What to produce: Write the data below out exactly as it stands. Do not include the pictures.

Material for the task:
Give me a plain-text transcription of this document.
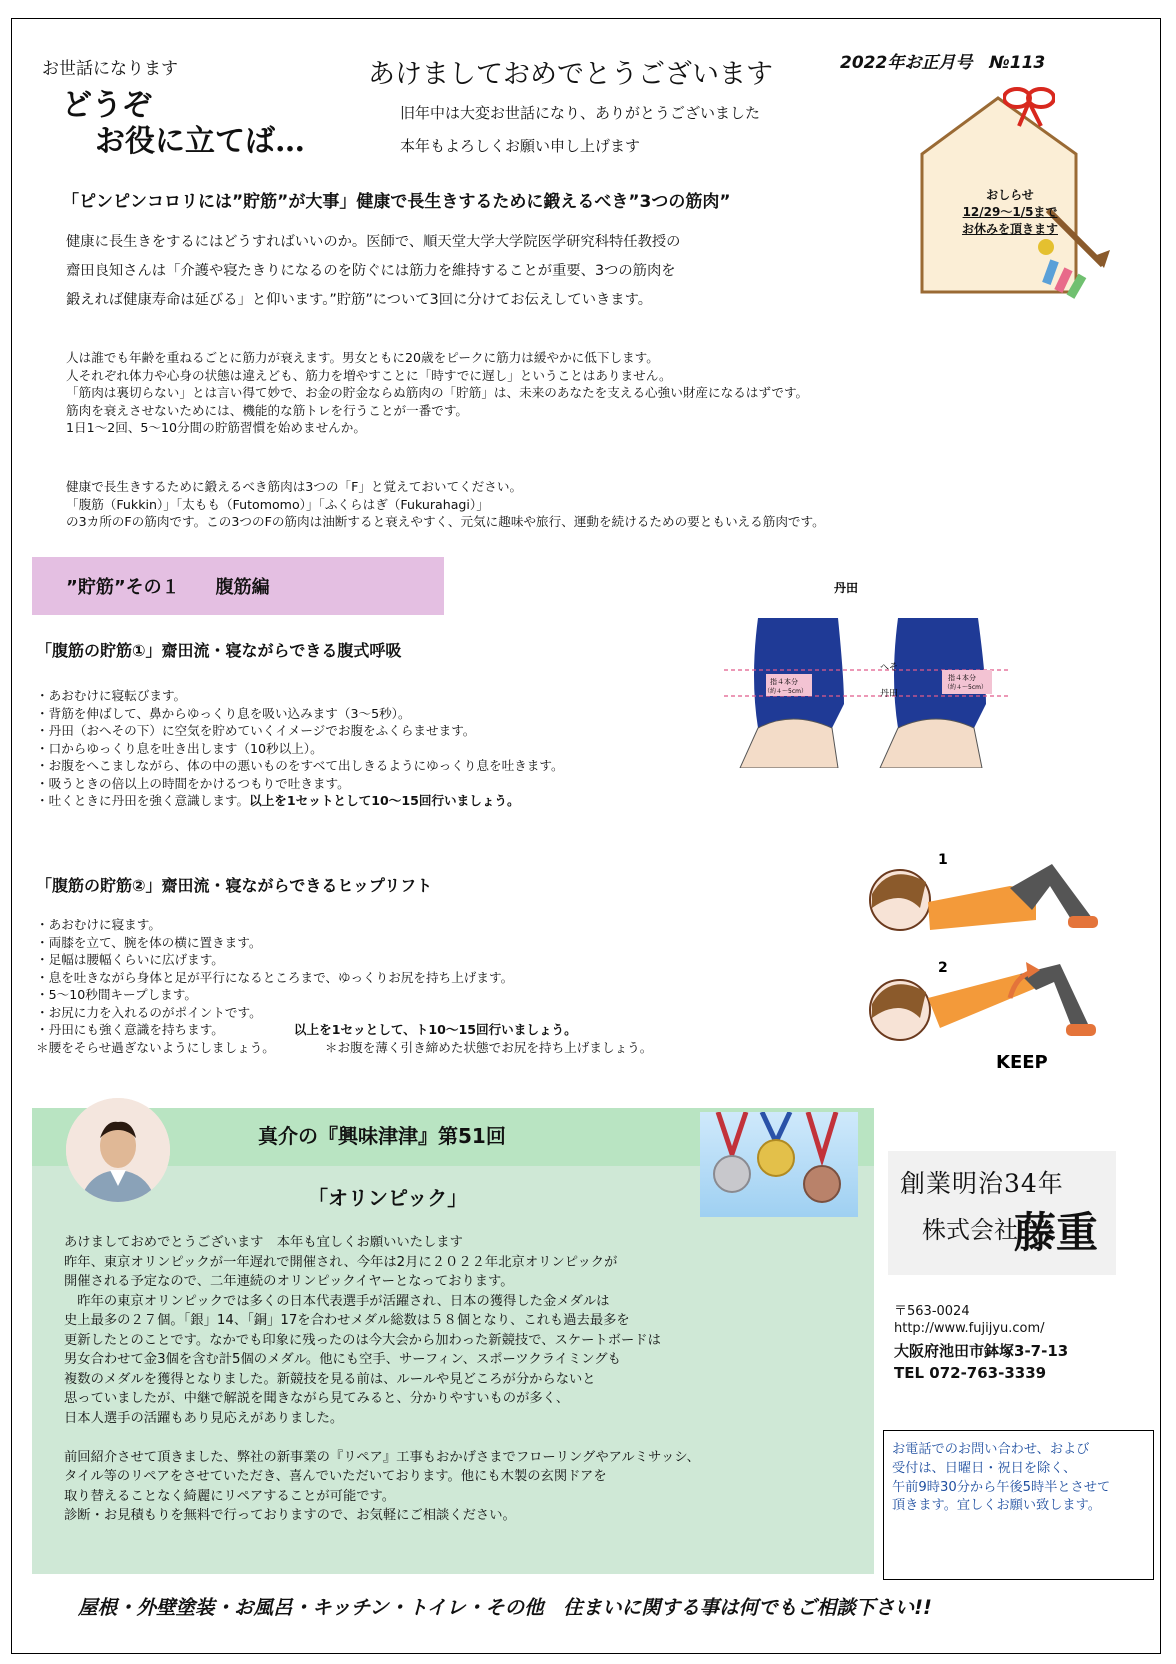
お世話になります
どうぞ
お役に立てば…
あけましておめでとうございます
旧年中は大変お世話になり、ありがとうございました
本年もよろしくお願い申し上げます
2022年お正月号　№113
おしらせ
12/29～1/5まで
お休みを頂きます
「ピンピンコロリには”貯筋”が大事」健康で長生きするために鍛えるべき”3つの筋肉”
健康に長生きをするにはどうすればいいのか。医師で、順天堂大学大学院医学研究科特任教授の
齋田良知さんは「介護や寝たきりになるのを防ぐには筋力を維持することが重要、3つの筋肉を
鍛えれば健康寿命は延びる」と仰います。”貯筋”について3回に分けてお伝えしていきます。
人は誰でも年齢を重ねるごとに筋力が衰えます。男女ともに20歳をピークに筋力は緩やかに低下します。
人それぞれ体力や心身の状態は違えども、筋力を増やすことに「時すでに遅し」ということはありません。
「筋肉は裏切らない」とは言い得て妙で、お金の貯金ならぬ筋肉の「貯筋」は、未来のあなたを支える心強い財産になるはずです。
筋肉を衰えさせないためには、機能的な筋トレを行うことが一番です。
1日1～2回、5～10分間の貯筋習慣を始めませんか。
健康で長生きするために鍛えるべき筋肉は3つの「F」と覚えておいてください。
「腹筋（Fukkin）」「太もも（Futomomo）」「ふくらはぎ（Fukurahagi）」
の3カ所のFの筋肉です。この3つのFの筋肉は油断すると衰えやすく、元気に趣味や旅行、運動を続けるための要ともいえる筋肉です。
”貯筋”その１　　腹筋編
「腹筋の貯筋①」齋田流・寝ながらできる腹式呼吸
・あおむけに寝転びます。
・背筋を伸ばして、鼻からゆっくり息を吸い込みます（3～5秒）。
・丹田（おへその下）に空気を貯めていくイメージでお腹をふくらませます。
・口からゆっくり息を吐き出します（10秒以上）。
・お腹をへこましながら、体の中の悪いものをすべて出しきるようにゆっくり息を吐きます。
・吸うときの倍以上の時間をかけるつもりで吐きます。
・吐くときに丹田を強く意識します。以上を1セットとして10～15回行いましょう。
「腹筋の貯筋②」齋田流・寝ながらできるヒップリフト
・あおむけに寝ます。
・両膝を立て、腕を体の横に置きます。
・足幅は腰幅くらいに広げます。
・息を吐きながら身体と足が平行になるところまで、ゆっくりお尻を持ち上げます。
・5～10秒間キープします。
・お尻に力を入れるのがポイントです。
・丹田にも強く意識を持ちます。	以上を1セッとして、ト10～15回行いましょう。
＊腰をそらせ過ぎないようにしましょう。	＊お腹を薄く引き締めた状態でお尻を持ち上げましょう。
丹田
へそ
丹田
指４本分
（約４～5cm）
指４本分
（約４～5cm）
1
2
KEEP
真介の『興味津津』第51回
「オリンピック」
あけましておめでとうございます　本年も宜しくお願いいたします
昨年、東京オリンピックが一年遅れで開催され、今年は2月に２０２２年北京オリンピックが
開催される予定なので、二年連続のオリンピックイヤーとなっております。
　昨年の東京オリンピックでは多くの日本代表選手が活躍され、日本の獲得した金メダルは
史上最多の２７個。「銀」14、「銅」17を合わせメダル総数は５８個となり、これも過去最多を
更新したとのことです。なかでも印象に残ったのは今大会から加わった新競技で、スケートボードは
男女合わせて金3個を含む計5個のメダル。他にも空手、サーフィン、スポーツクライミングも
複数のメダルを獲得となりました。新競技を見る前は、ルールや見どころが分からないと
思っていましたが、中継で解説を聞きながら見てみると、分かりやすいものが多く、
日本人選手の活躍もあり見応えがありました。
前回紹介させて頂きました、弊社の新事業の『リペア』工事もおかげさまでフローリングやアルミサッシ、
タイル等のリペアをさせていただき、喜んでいただいております。他にも木製の玄関ドアを
取り替えることなく綺麗にリペアすることが可能です。
診断・お見積もりを無料で行っておりますので、お気軽にご相談ください。
創業明治34年
株式会社
藤重
〒563-0024
http://www.fujijyu.com/
大阪府池田市鉢塚3-7-13
TEL 072-763-3339
お電話でのお問い合わせ、および
受付は、日曜日・祝日を除く、
午前9時30分から午後5時半とさせて
頂きます。宜しくお願い致します。
屋根・外壁塗装・お風呂・キッチン・トイレ・その他　住まいに関する事は何でもご相談下さい!!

Response:
Give me a plain-text transcription of this document.
お世話になります
どうぞ
お役に立てば…
あけましておめでとうございます
旧年中は大変お世話になり、ありがとうございました
本年もよろしくお願い申し上げます
2022年お正月号　№113
おしらせ
12/29～1/5まで
お休みを頂きます
「ピンピンコロリには”貯筋”が大事」健康で長生きするために鍛えるべき”3つの筋肉”
健康に長生きをするにはどうすればいいのか。医師で、順天堂大学大学院医学研究科特任教授の
齋田良知さんは「介護や寝たきりになるのを防ぐには筋力を維持することが重要、3つの筋肉を
鍛えれば健康寿命は延びる」と仰います。”貯筋”について3回に分けてお伝えしていきます。
人は誰でも年齢を重ねるごとに筋力が衰えます。男女ともに20歳をピークに筋力は緩やかに低下します。
人それぞれ体力や心身の状態は違えども、筋力を増やすことに「時すでに遅し」ということはありません。
「筋肉は裏切らない」とは言い得て妙で、お金の貯金ならぬ筋肉の「貯筋」は、未来のあなたを支える心強い財産になるはずです。
筋肉を衰えさせないためには、機能的な筋トレを行うことが一番です。
1日1～2回、5～10分間の貯筋習慣を始めませんか。
健康で長生きするために鍛えるべき筋肉は3つの「F」と覚えておいてください。
「腹筋（Fukkin）」「太もも（Futomomo）」「ふくらはぎ（Fukurahagi）」
の3カ所のFの筋肉です。この3つのFの筋肉は油断すると衰えやすく、元気に趣味や旅行、運動を続けるための要ともいえる筋肉です。
”貯筋”その１　　腹筋編
「腹筋の貯筋①」齋田流・寝ながらできる腹式呼吸
・あおむけに寝転びます。
・背筋を伸ばして、鼻からゆっくり息を吸い込みます（3～5秒）。
・丹田（おへその下）に空気を貯めていくイメージでお腹をふくらませます。
・口からゆっくり息を吐き出します（10秒以上）。
・お腹をへこましながら、体の中の悪いものをすべて出しきるようにゆっくり息を吐きます。
・吸うときの倍以上の時間をかけるつもりで吐きます。
・吐くときに丹田を強く意識します。以上を1セットとして10～15回行いましょう。
「腹筋の貯筋②」齋田流・寝ながらできるヒップリフト
・あおむけに寝ます。
・両膝を立て、腕を体の横に置きます。
・足幅は腰幅くらいに広げます。
・息を吐きながら身体と足が平行になるところまで、ゆっくりお尻を持ち上げます。
・5～10秒間キープします。
・お尻に力を入れるのがポイントです。
・丹田にも強く意識を持ちます。	以上を1セッとして、ト10～15回行いましょう。
＊腰をそらせ過ぎないようにしましょう。	＊お腹を薄く引き締めた状態でお尻を持ち上げましょう。
丹田
へそ
丹田
指４本分
（約４～5cm）
指４本分
（約４～5cm）
1
2
KEEP
真介の『興味津津』第51回
「オリンピック」
あけましておめでとうございます　本年も宜しくお願いいたします
昨年、東京オリンピックが一年遅れで開催され、今年は2月に２０２２年北京オリンピックが
開催される予定なので、二年連続のオリンピックイヤーとなっております。
　昨年の東京オリンピックでは多くの日本代表選手が活躍され、日本の獲得した金メダルは
史上最多の２７個。「銀」14、「銅」17を合わせメダル総数は５８個となり、これも過去最多を
更新したとのことです。なかでも印象に残ったのは今大会から加わった新競技で、スケートボードは
男女合わせて金3個を含む計5個のメダル。他にも空手、サーフィン、スポーツクライミングも
複数のメダルを獲得となりました。新競技を見る前は、ルールや見どころが分からないと
思っていましたが、中継で解説を聞きながら見てみると、分かりやすいものが多く、
日本人選手の活躍もあり見応えがありました。
前回紹介させて頂きました、弊社の新事業の『リペア』工事もおかげさまでフローリングやアルミサッシ、
タイル等のリペアをさせていただき、喜んでいただいております。他にも木製の玄関ドアを
取り替えることなく綺麗にリペアすることが可能です。
診断・お見積もりを無料で行っておりますので、お気軽にご相談ください。
創業明治34年
株式会社
藤重
〒563-0024
http://www.fujijyu.com/
大阪府池田市鉢塚3-7-13
TEL 072-763-3339
お電話でのお問い合わせ、および
受付は、日曜日・祝日を除く、
午前9時30分から午後5時半とさせて
頂きます。宜しくお願い致します。
屋根・外壁塗装・お風呂・キッチン・トイレ・その他　住まいに関する事は何でもご相談下さい!!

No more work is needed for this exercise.